### GIVEN INSTRUCTION:
Find how many lines hold the word "экстрагирования". Give only the number.

____

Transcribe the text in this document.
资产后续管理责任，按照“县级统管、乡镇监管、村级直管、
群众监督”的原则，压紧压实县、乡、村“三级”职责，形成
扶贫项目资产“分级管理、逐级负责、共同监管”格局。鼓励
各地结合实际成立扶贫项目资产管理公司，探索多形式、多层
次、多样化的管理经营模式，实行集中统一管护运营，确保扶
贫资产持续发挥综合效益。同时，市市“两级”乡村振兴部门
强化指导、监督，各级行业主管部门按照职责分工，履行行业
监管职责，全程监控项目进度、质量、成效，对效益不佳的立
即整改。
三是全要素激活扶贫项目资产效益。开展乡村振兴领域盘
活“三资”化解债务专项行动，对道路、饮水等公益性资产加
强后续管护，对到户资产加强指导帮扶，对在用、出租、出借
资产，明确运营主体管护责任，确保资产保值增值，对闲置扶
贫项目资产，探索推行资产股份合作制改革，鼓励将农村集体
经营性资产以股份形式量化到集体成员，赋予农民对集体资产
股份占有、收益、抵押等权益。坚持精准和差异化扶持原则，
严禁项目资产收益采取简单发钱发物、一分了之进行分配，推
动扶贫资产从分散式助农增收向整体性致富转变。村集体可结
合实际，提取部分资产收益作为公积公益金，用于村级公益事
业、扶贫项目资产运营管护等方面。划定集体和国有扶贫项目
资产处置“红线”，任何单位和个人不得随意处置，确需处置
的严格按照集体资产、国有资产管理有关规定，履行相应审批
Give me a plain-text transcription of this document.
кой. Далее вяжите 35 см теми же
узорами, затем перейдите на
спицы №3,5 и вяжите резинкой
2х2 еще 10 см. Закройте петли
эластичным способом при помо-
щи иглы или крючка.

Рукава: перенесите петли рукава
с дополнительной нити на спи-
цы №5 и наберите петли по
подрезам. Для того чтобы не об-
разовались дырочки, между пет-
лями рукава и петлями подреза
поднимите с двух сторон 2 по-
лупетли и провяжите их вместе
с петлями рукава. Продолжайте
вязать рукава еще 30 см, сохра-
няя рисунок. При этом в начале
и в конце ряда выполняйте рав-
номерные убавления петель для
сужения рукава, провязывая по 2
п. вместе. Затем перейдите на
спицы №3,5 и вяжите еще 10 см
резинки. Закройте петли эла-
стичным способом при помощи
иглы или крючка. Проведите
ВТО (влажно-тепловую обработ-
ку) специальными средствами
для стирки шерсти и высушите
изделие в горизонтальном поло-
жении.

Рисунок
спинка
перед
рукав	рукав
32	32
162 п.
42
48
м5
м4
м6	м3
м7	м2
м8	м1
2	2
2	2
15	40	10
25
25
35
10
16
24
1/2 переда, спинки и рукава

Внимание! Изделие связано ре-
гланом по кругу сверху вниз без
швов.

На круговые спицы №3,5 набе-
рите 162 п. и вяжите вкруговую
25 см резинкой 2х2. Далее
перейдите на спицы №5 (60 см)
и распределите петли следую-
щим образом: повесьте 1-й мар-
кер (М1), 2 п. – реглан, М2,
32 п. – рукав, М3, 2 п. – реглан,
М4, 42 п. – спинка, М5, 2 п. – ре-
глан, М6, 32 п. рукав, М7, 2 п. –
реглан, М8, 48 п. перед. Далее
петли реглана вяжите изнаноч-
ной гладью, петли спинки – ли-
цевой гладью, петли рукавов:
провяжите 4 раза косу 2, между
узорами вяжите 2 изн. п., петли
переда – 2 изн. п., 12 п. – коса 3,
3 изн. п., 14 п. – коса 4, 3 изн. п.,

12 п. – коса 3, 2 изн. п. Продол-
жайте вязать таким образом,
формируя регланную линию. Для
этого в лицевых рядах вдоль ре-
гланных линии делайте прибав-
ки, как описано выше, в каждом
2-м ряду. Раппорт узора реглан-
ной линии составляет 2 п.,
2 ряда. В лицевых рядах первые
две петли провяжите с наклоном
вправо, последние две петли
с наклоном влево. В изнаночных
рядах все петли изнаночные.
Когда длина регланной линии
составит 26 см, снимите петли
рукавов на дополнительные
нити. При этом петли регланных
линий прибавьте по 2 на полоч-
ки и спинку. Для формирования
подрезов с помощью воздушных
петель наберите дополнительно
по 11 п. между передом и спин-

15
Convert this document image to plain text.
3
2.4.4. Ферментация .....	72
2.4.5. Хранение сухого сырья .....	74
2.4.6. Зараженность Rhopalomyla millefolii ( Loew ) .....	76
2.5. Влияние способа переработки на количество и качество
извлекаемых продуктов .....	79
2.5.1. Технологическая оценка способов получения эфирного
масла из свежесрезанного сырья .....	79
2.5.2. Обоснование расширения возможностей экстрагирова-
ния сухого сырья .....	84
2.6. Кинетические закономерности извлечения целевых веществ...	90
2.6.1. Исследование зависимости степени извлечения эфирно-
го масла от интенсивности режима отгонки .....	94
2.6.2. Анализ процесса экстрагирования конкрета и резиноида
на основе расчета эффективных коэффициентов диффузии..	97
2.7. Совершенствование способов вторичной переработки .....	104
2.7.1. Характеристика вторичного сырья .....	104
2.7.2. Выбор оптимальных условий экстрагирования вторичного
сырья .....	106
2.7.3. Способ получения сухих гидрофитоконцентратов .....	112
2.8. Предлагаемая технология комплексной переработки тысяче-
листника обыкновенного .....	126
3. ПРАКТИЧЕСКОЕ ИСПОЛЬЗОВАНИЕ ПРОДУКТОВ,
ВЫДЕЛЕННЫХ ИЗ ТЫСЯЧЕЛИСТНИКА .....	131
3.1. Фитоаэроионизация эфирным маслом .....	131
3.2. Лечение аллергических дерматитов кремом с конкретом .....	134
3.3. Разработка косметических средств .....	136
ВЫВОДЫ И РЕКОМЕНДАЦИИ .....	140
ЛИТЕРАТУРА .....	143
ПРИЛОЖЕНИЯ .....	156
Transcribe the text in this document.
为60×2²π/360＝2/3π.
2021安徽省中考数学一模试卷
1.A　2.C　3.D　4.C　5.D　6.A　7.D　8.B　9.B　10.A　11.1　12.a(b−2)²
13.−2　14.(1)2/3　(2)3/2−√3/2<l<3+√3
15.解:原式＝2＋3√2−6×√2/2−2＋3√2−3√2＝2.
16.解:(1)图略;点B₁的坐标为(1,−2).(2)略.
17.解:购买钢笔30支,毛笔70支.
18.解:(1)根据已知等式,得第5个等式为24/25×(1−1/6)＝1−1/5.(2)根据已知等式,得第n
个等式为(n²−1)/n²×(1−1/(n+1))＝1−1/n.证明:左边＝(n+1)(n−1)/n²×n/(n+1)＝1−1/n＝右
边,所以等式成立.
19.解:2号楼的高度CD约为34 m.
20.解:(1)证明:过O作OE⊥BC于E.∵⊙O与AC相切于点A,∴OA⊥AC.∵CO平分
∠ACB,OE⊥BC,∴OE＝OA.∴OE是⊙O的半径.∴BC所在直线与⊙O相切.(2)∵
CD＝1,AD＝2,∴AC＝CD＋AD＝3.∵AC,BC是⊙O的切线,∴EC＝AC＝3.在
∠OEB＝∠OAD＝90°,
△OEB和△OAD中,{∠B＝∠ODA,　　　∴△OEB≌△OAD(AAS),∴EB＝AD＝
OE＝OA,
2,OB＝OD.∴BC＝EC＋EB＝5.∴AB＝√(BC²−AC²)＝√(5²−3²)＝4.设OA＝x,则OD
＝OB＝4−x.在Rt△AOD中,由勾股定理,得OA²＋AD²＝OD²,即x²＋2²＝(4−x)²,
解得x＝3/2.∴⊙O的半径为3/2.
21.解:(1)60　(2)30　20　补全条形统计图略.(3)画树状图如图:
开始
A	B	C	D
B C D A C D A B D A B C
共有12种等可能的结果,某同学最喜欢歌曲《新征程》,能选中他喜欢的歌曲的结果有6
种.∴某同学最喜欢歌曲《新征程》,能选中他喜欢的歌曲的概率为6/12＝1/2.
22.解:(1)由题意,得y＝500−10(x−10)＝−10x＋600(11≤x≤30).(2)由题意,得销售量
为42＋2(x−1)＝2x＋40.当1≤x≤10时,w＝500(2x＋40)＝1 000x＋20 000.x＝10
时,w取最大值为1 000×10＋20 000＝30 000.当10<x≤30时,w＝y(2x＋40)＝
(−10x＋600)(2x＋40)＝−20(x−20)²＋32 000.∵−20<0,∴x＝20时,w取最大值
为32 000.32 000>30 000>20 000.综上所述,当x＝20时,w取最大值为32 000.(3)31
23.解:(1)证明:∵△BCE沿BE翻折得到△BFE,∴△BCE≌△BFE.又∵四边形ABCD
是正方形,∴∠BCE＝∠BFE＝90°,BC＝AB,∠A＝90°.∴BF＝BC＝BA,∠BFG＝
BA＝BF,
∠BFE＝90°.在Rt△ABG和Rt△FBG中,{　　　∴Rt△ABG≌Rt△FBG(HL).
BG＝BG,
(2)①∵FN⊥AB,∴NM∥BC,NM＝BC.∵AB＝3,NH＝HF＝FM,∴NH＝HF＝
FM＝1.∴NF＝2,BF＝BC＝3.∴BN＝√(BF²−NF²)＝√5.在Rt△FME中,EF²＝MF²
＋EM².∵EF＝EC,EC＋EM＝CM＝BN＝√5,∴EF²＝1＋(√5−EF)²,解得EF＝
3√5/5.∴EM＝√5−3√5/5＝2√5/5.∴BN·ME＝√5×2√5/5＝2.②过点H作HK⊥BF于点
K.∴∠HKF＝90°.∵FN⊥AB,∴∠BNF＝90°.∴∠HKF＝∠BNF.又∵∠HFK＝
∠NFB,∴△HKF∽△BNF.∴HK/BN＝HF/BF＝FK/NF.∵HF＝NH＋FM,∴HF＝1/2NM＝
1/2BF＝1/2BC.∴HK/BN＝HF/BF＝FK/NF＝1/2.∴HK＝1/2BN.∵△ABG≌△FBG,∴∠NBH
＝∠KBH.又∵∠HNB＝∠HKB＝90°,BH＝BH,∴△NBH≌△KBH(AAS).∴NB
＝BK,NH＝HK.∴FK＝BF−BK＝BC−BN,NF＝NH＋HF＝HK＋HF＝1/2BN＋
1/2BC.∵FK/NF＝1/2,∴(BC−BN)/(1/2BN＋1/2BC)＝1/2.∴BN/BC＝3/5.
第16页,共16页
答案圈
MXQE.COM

____

### WRITTEN REPLY:
2